» **Exercise task**: Exactly as given, repeat all of the entries.

Stored data entries:
---------------

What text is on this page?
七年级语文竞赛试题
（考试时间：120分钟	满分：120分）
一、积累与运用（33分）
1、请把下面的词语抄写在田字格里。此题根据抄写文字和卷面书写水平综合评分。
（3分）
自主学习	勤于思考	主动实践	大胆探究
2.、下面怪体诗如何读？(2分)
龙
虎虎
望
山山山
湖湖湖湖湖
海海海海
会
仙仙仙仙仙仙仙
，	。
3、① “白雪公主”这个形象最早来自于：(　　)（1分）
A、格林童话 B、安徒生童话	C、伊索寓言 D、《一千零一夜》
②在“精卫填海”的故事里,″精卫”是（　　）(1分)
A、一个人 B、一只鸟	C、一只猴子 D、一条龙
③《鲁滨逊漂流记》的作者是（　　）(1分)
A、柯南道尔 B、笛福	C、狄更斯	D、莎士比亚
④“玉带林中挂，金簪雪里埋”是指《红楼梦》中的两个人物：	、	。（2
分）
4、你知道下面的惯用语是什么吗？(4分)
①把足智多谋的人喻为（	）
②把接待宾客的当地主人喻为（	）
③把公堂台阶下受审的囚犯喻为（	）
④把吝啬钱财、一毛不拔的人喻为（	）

---------------

» **Response below**:
What text is on this page?
七年级语文竞赛试题
（考试时间：120分钟	满分：120分）
一、积累与运用（33分）
1、请把下面的词语抄写在田字格里。此题根据抄写文字和卷面书写水平综合评分。
（3分）
自主学习	勤于思考	主动实践	大胆探究
2.、下面怪体诗如何读？(2分)
龙
虎虎
望
山山山
湖湖湖湖湖
海海海海
会
仙仙仙仙仙仙仙
，	。
3、① “白雪公主”这个形象最早来自于：(　　)（1分）
A、格林童话 B、安徒生童话	C、伊索寓言 D、《一千零一夜》
②在“精卫填海”的故事里,″精卫”是（　　）(1分)
A、一个人 B、一只鸟	C、一只猴子 D、一条龙
③《鲁滨逊漂流记》的作者是（　　）(1分)
A、柯南道尔 B、笛福	C、狄更斯	D、莎士比亚
④“玉带林中挂，金簪雪里埋”是指《红楼梦》中的两个人物：	、	。（2
分）
4、你知道下面的惯用语是什么吗？(4分)
①把足智多谋的人喻为（	）
②把接待宾客的当地主人喻为（	）
③把公堂台阶下受审的囚犯喻为（	）
④把吝啬钱财、一毛不拔的人喻为（	）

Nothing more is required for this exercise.